» **Material supplied**:
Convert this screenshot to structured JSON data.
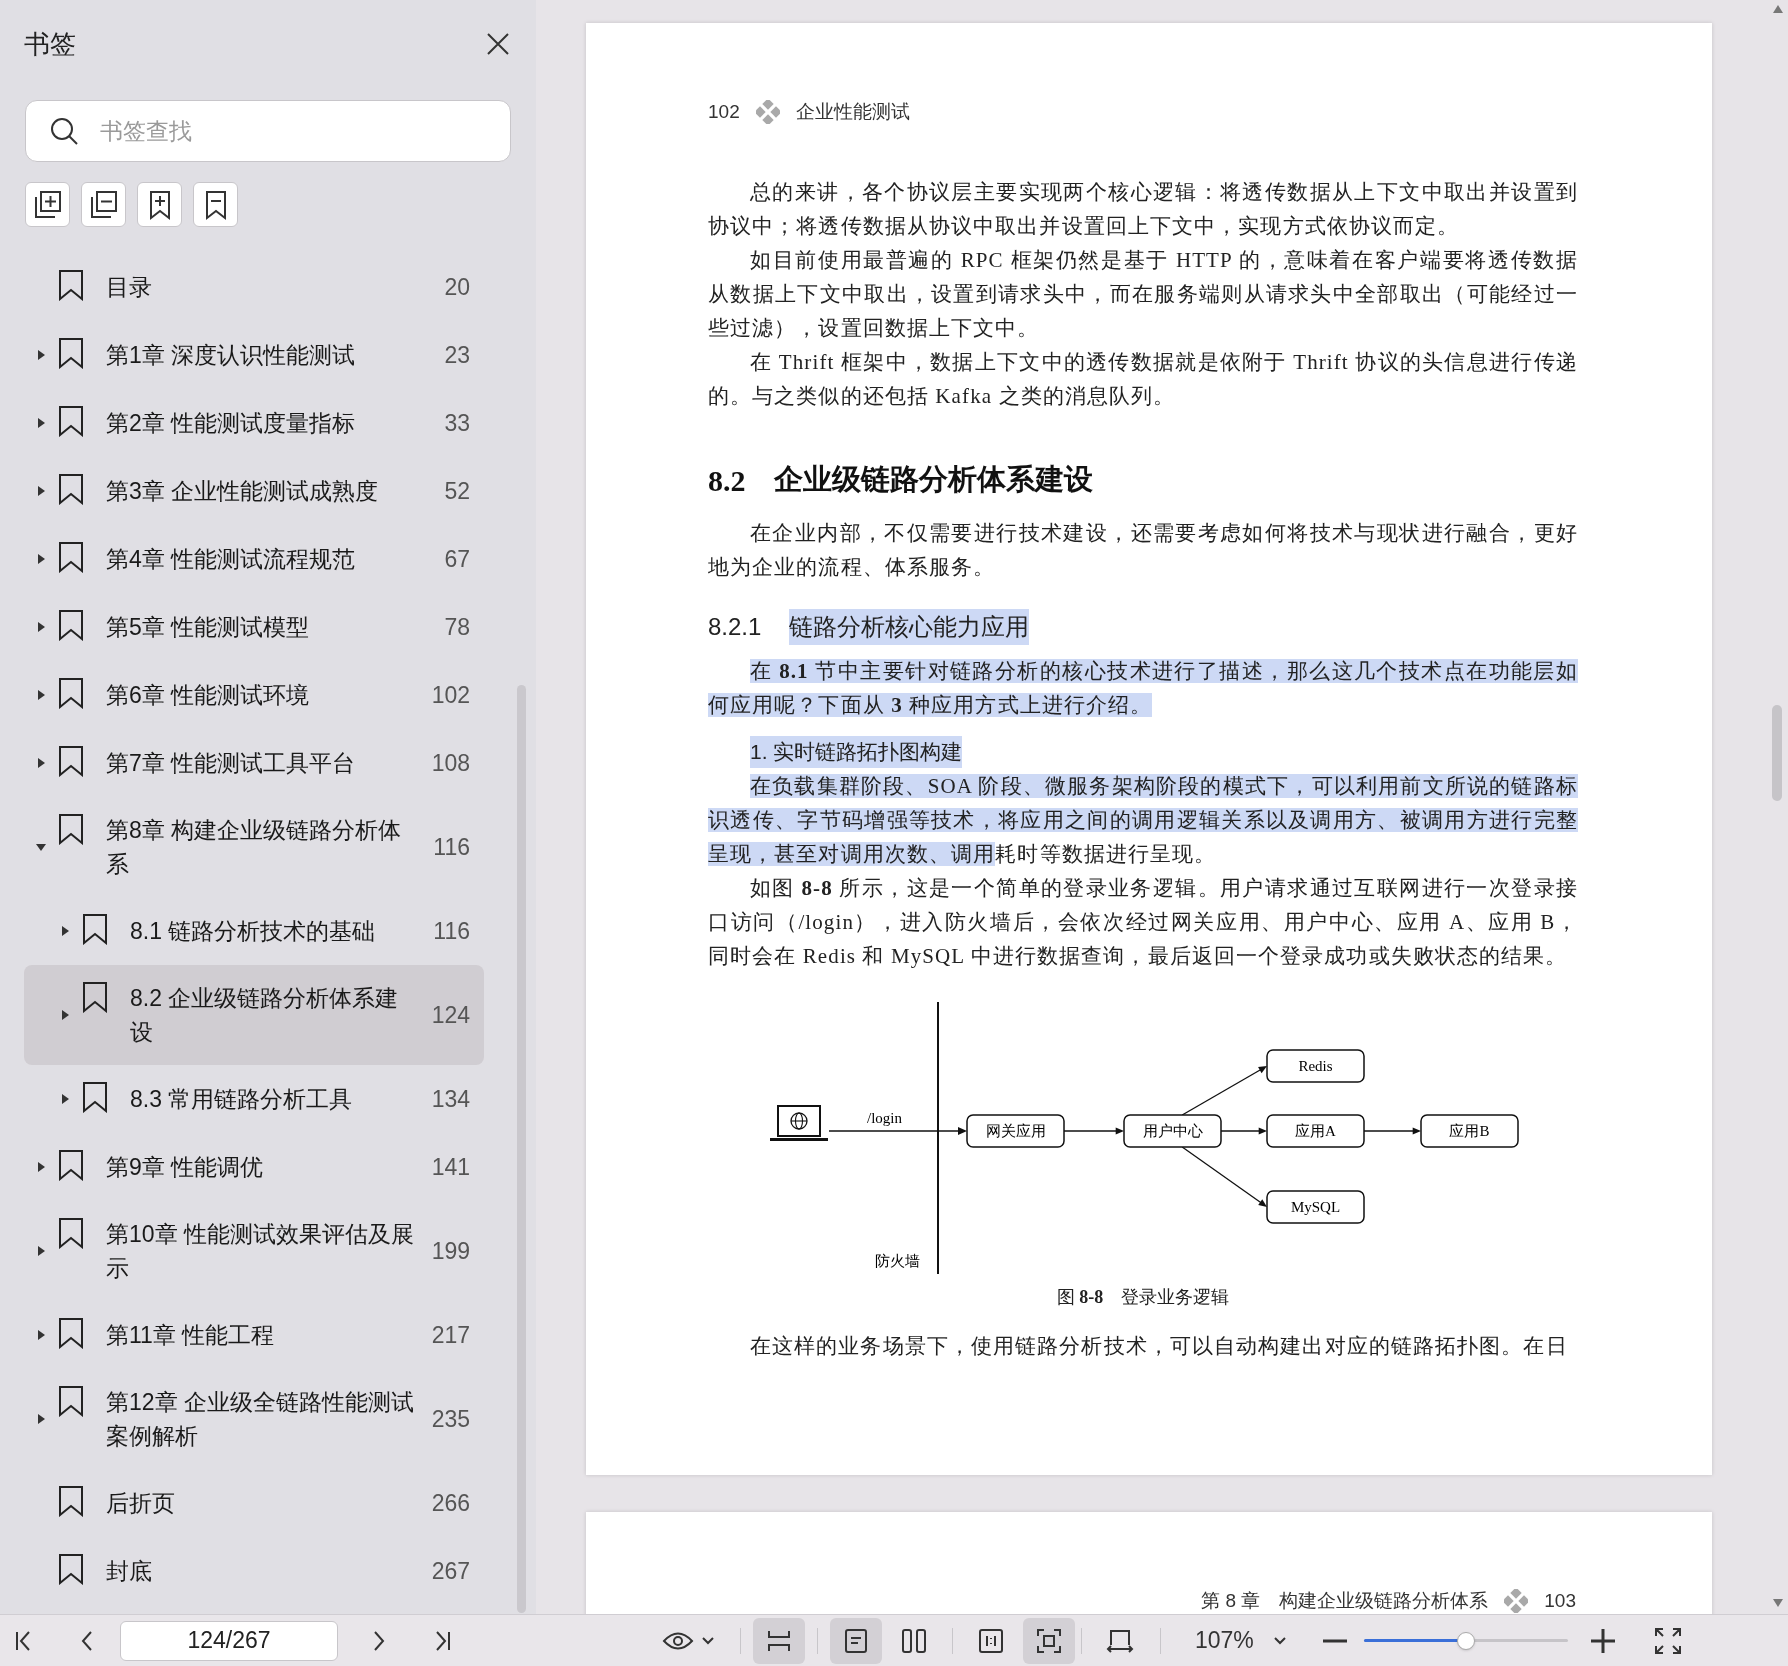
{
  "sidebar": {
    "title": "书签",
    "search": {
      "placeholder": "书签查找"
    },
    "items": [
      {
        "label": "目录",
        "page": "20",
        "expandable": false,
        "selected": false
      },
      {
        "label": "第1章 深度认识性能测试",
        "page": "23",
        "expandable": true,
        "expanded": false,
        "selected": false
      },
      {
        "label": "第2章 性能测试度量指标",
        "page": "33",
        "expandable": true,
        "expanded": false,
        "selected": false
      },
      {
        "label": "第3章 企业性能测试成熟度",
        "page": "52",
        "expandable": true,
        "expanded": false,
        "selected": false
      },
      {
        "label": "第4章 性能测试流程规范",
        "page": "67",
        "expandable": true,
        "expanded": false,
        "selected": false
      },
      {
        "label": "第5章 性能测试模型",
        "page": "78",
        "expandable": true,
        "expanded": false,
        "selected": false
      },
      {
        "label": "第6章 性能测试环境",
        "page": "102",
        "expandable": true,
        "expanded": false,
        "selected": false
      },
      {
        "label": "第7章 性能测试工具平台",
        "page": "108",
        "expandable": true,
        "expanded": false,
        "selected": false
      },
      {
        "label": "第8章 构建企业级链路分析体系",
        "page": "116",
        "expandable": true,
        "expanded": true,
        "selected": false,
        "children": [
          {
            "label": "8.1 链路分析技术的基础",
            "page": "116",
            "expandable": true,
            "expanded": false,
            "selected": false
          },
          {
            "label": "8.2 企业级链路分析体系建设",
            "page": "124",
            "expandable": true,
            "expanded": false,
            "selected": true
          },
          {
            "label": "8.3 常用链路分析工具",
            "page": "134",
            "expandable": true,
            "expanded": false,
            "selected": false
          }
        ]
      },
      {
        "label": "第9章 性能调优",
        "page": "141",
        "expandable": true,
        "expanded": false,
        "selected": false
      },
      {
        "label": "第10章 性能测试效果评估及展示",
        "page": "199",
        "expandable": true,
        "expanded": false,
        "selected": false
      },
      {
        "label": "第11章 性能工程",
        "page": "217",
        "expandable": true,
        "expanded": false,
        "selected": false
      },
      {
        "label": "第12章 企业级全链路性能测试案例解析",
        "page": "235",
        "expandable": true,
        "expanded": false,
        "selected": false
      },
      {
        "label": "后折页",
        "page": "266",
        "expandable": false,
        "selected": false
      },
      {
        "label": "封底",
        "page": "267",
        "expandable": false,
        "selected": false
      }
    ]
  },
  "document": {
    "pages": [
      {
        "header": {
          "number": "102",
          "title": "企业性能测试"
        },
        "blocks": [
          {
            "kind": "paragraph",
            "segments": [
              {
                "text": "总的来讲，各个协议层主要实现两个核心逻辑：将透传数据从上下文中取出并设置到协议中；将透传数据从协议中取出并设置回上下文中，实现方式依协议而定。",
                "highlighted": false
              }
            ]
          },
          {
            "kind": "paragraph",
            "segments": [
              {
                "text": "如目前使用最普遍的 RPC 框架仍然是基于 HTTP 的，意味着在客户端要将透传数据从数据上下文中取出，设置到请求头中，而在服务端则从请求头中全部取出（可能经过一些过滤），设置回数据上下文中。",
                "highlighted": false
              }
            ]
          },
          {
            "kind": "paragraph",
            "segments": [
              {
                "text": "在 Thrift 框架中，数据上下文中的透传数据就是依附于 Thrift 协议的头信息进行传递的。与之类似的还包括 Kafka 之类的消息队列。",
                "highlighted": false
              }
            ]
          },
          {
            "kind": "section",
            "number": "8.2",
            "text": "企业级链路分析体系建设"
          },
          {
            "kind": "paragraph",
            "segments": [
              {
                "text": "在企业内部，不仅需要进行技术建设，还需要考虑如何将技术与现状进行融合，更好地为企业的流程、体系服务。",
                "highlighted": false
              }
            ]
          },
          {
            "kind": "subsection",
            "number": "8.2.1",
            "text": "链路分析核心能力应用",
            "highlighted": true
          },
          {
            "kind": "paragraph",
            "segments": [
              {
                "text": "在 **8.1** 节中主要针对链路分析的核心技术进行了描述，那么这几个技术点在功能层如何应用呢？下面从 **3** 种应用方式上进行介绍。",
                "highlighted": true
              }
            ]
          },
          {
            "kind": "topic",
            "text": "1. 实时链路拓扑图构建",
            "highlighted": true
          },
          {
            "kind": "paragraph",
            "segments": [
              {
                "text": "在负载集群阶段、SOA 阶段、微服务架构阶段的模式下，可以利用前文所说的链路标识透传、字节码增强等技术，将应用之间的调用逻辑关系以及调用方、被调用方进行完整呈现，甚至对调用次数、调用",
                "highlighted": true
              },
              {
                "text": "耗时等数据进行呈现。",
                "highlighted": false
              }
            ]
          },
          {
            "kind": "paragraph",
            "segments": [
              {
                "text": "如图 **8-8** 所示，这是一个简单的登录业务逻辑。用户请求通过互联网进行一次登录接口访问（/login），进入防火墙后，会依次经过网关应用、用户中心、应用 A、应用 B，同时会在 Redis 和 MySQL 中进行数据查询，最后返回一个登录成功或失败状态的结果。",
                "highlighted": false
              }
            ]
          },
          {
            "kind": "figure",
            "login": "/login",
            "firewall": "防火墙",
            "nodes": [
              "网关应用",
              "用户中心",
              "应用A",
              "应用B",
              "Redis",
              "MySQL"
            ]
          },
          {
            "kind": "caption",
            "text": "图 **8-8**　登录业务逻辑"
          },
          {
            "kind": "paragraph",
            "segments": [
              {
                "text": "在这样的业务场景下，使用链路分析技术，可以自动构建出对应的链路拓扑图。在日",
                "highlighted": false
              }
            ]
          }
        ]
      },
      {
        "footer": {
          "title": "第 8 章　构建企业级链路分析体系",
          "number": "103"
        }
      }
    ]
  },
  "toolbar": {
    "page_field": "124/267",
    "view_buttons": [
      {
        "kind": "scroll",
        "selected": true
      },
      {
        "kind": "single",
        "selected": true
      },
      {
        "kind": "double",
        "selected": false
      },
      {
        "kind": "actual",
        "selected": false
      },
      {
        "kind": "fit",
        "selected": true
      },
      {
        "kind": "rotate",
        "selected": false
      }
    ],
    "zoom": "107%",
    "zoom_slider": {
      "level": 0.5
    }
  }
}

* * *

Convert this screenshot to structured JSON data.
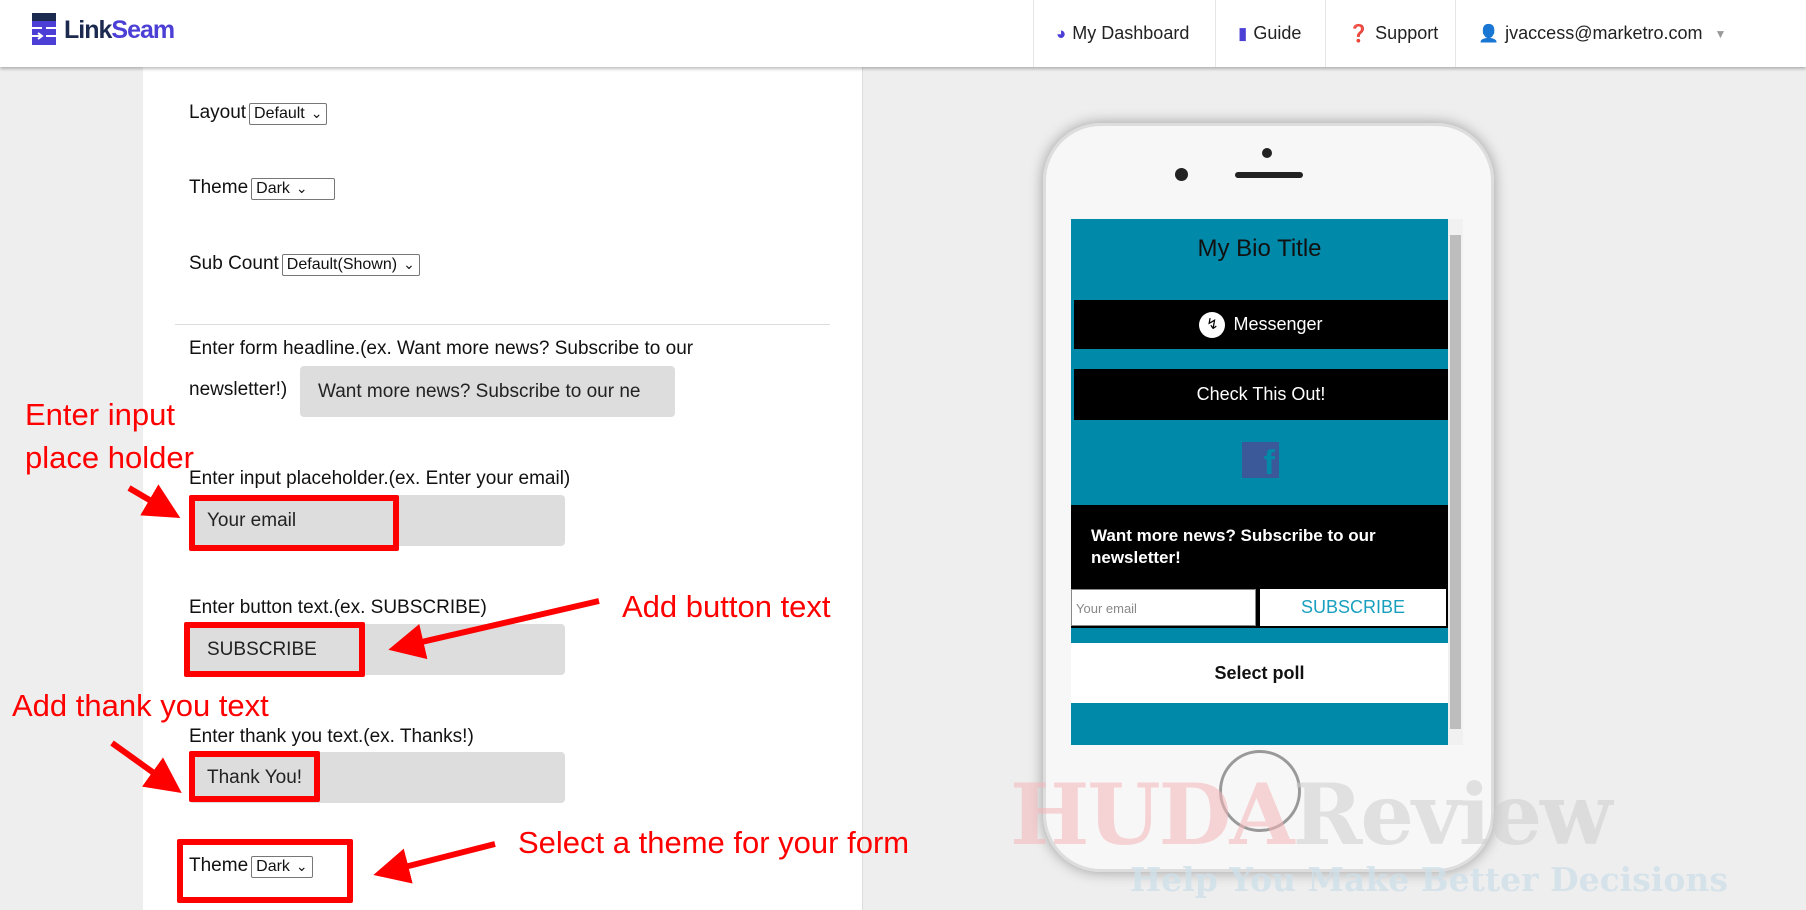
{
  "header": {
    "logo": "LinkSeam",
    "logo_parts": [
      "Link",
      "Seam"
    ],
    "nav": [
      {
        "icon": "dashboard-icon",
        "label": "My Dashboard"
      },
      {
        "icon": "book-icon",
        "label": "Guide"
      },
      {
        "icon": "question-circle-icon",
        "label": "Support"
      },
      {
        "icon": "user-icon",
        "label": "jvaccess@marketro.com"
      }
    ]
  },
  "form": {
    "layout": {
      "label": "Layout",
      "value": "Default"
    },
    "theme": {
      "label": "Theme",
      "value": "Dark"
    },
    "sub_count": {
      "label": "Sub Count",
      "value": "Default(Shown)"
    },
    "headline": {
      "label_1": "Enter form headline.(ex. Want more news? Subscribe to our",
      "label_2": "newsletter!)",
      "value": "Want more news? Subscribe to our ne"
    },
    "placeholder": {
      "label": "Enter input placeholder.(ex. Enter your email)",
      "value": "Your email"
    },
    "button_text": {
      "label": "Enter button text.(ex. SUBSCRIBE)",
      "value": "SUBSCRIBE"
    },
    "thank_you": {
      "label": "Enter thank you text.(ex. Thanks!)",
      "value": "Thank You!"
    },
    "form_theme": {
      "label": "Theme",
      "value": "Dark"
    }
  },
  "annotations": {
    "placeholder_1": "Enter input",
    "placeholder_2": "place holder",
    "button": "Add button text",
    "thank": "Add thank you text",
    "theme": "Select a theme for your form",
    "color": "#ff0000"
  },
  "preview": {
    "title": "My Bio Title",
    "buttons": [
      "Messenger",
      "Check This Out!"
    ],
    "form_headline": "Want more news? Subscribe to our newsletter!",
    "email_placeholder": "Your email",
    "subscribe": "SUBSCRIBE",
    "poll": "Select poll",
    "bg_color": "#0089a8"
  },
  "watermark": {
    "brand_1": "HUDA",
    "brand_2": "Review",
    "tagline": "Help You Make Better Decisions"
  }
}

---

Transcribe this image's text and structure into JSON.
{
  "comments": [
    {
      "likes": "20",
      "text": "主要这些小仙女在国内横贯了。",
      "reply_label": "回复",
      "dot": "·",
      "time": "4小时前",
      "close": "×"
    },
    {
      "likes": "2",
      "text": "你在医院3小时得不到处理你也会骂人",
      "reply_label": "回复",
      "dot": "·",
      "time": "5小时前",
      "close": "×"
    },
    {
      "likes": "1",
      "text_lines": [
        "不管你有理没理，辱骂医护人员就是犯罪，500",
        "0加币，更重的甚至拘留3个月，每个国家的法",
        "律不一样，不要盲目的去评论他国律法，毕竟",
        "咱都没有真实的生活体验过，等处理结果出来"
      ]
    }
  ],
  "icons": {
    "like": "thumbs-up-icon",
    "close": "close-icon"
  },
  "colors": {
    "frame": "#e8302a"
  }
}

» **Exercise**: Read the data above and pull out each line that holds the string "Redis".

» **Response to the exercise**:
                "text": "如图 **8-8** 所示，这是一个简单的登录业务逻辑。用户请求通过互联网进行一次登录接口访问（/login），进入防火墙后，会依次经过网关应用、用户中心、应用 A、应用 B，同时会在 Redis 和 MySQL 中进行数据查询，最后返回一个登录成功或失败状态的结果。",
              "Redis",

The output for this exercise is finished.